Repeat each record exactly. Any picture gets left out.

Source records:
-------

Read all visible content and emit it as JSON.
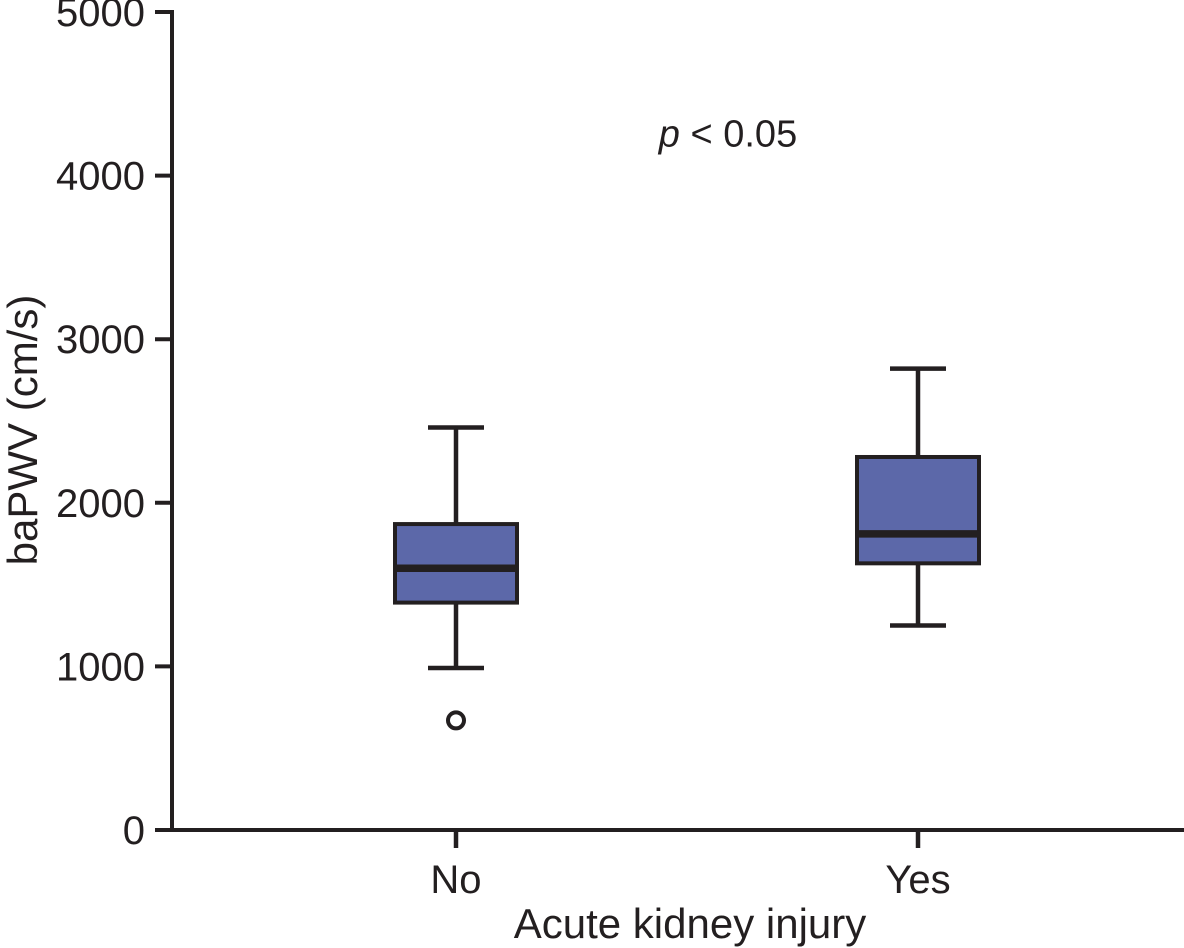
{
  "chart_data": {
    "type": "boxplot",
    "title": "",
    "xlabel": "Acute kidney injury",
    "ylabel": "baPWV (cm/s)",
    "ylim": [
      0,
      5000
    ],
    "yticks": [
      0,
      1000,
      2000,
      3000,
      4000,
      5000
    ],
    "categories": [
      "No",
      "Yes"
    ],
    "annotation": {
      "lead_italic": "p",
      "rest": "< 0.05"
    },
    "colors": {
      "box_fill": "#5C68A9",
      "line": "#231F20",
      "background": "#FFFFFF"
    },
    "grid": false,
    "legend_position": "none",
    "series": [
      {
        "category": "No",
        "whisker_low": 990,
        "q1": 1390,
        "median": 1600,
        "q3": 1870,
        "whisker_high": 2460,
        "outliers": [
          670
        ]
      },
      {
        "category": "Yes",
        "whisker_low": 1250,
        "q1": 1630,
        "median": 1810,
        "q3": 2280,
        "whisker_high": 2820,
        "outliers": []
      }
    ]
  }
}
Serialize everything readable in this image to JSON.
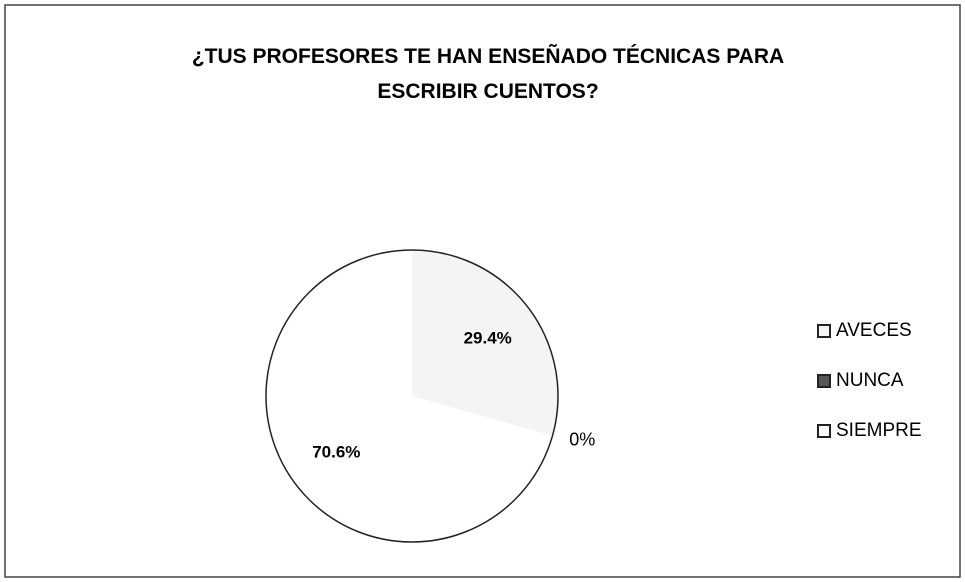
{
  "chart_data": {
    "type": "pie",
    "title": "¿TUS PROFESORES TE HAN ENSEÑADO TÉCNICAS PARA ESCRIBIR CUENTOS?",
    "categories": [
      "AVECES",
      "NUNCA",
      "SIEMPRE"
    ],
    "values": [
      29.4,
      0,
      70.6
    ],
    "value_labels": [
      "29.4%",
      "0%",
      "70.6%"
    ],
    "colors": [
      "#f4f4f4",
      "#555555",
      "#ffffff"
    ],
    "legend": "right"
  }
}
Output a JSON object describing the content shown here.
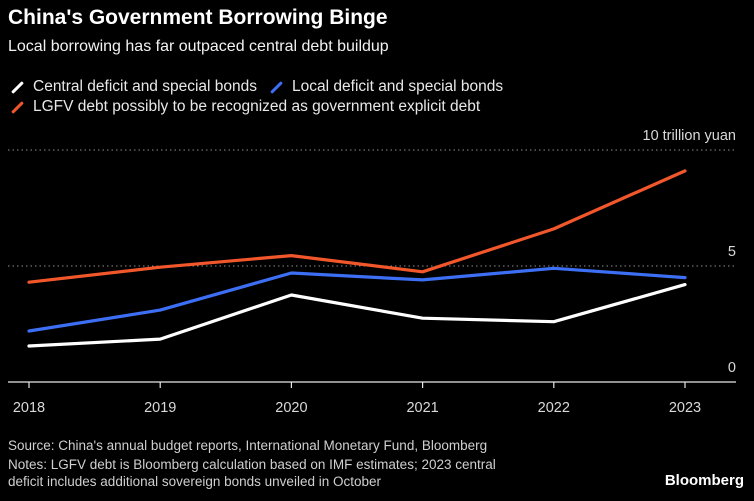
{
  "header": {
    "title": "China's Government Borrowing Binge",
    "subtitle": "Local borrowing has far outpaced central debt buildup"
  },
  "legend": [
    {
      "label": "Central deficit and special bonds",
      "color": "#ffffff"
    },
    {
      "label": "Local deficit and special bonds",
      "color": "#3d6ff5"
    },
    {
      "label": "LGFV debt possibly to be recognized as government explicit debt",
      "color": "#f2572b"
    }
  ],
  "chart_data": {
    "type": "line",
    "title": "China's Government Borrowing Binge",
    "subtitle": "Local borrowing has far outpaced central debt buildup",
    "x": [
      "2018",
      "2019",
      "2020",
      "2021",
      "2022",
      "2023"
    ],
    "series": [
      {
        "name": "Central deficit and special bonds",
        "color": "#ffffff",
        "values": [
          1.55,
          1.85,
          3.75,
          2.75,
          2.6,
          4.2
        ]
      },
      {
        "name": "Local deficit and special bonds",
        "color": "#3d6ff5",
        "values": [
          2.2,
          3.1,
          4.7,
          4.4,
          4.9,
          4.5
        ]
      },
      {
        "name": "LGFV debt possibly to be recognized as government explicit debt",
        "color": "#f2572b",
        "values": [
          4.3,
          4.95,
          5.45,
          4.75,
          6.6,
          9.1
        ]
      }
    ],
    "ylim": [
      0,
      10
    ],
    "yticks": [
      {
        "value": 10,
        "label": "10 trillion yuan"
      },
      {
        "value": 5,
        "label": "5"
      },
      {
        "value": 0,
        "label": "0"
      }
    ],
    "grid": true
  },
  "footer": {
    "source": "Source: China's annual budget reports, International Monetary Fund, Bloomberg",
    "notes_line1": "Notes: LGFV debt is Bloomberg calculation based on IMF estimates; 2023 central",
    "notes_line2": "deficit includes additional sovereign bonds unveiled in October",
    "brand": "Bloomberg"
  }
}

-------

## In response
Read all visible content and emit it as JSON.
{
  "chart_data": {
    "type": "boxplot",
    "title": "",
    "xlabel": "Acute kidney injury",
    "ylabel": "baPWV (cm/s)",
    "ylim": [
      0,
      5000
    ],
    "yticks": [
      0,
      1000,
      2000,
      3000,
      4000,
      5000
    ],
    "categories": [
      "No",
      "Yes"
    ],
    "annotation": {
      "lead_italic": "p",
      "rest": "< 0.05"
    },
    "colors": {
      "box_fill": "#5C68A9",
      "line": "#231F20",
      "background": "#FFFFFF"
    },
    "grid": false,
    "legend_position": "none",
    "series": [
      {
        "category": "No",
        "whisker_low": 990,
        "q1": 1390,
        "median": 1600,
        "q3": 1870,
        "whisker_high": 2460,
        "outliers": [
          670
        ]
      },
      {
        "category": "Yes",
        "whisker_low": 1250,
        "q1": 1630,
        "median": 1810,
        "q3": 2280,
        "whisker_high": 2820,
        "outliers": []
      }
    ]
  }
}
Serialize everything readable in this image to JSON.
{
  "chart_data": {
    "type": "pie",
    "title": "¿TUS PROFESORES TE HAN ENSEÑADO TÉCNICAS PARA ESCRIBIR CUENTOS?",
    "categories": [
      "AVECES",
      "NUNCA",
      "SIEMPRE"
    ],
    "values": [
      29.4,
      0,
      70.6
    ],
    "value_labels": [
      "29.4%",
      "0%",
      "70.6%"
    ],
    "colors": [
      "#f4f4f4",
      "#555555",
      "#ffffff"
    ],
    "legend": "right"
  }
}
Output a JSON object describing the content shown here.
{
  "header": {
    "title": "China's Government Borrowing Binge",
    "subtitle": "Local borrowing has far outpaced central debt buildup"
  },
  "legend": [
    {
      "label": "Central deficit and special bonds",
      "color": "#ffffff"
    },
    {
      "label": "Local deficit and special bonds",
      "color": "#3d6ff5"
    },
    {
      "label": "LGFV debt possibly to be recognized as government explicit debt",
      "color": "#f2572b"
    }
  ],
  "chart_data": {
    "type": "line",
    "title": "China's Government Borrowing Binge",
    "subtitle": "Local borrowing has far outpaced central debt buildup",
    "x": [
      "2018",
      "2019",
      "2020",
      "2021",
      "2022",
      "2023"
    ],
    "series": [
      {
        "name": "Central deficit and special bonds",
        "color": "#ffffff",
        "values": [
          1.55,
          1.85,
          3.75,
          2.75,
          2.6,
          4.2
        ]
      },
      {
        "name": "Local deficit and special bonds",
        "color": "#3d6ff5",
        "values": [
          2.2,
          3.1,
          4.7,
          4.4,
          4.9,
          4.5
        ]
      },
      {
        "name": "LGFV debt possibly to be recognized as government explicit debt",
        "color": "#f2572b",
        "values": [
          4.3,
          4.95,
          5.45,
          4.75,
          6.6,
          9.1
        ]
      }
    ],
    "ylim": [
      0,
      10
    ],
    "yticks": [
      {
        "value": 10,
        "label": "10 trillion yuan"
      },
      {
        "value": 5,
        "label": "5"
      },
      {
        "value": 0,
        "label": "0"
      }
    ],
    "grid": true
  },
  "footer": {
    "source": "Source: China's annual budget reports, International Monetary Fund, Bloomberg",
    "notes_line1": "Notes: LGFV debt is Bloomberg calculation based on IMF estimates; 2023 central",
    "notes_line2": "deficit includes additional sovereign bonds unveiled in October",
    "brand": "Bloomberg"
  }
}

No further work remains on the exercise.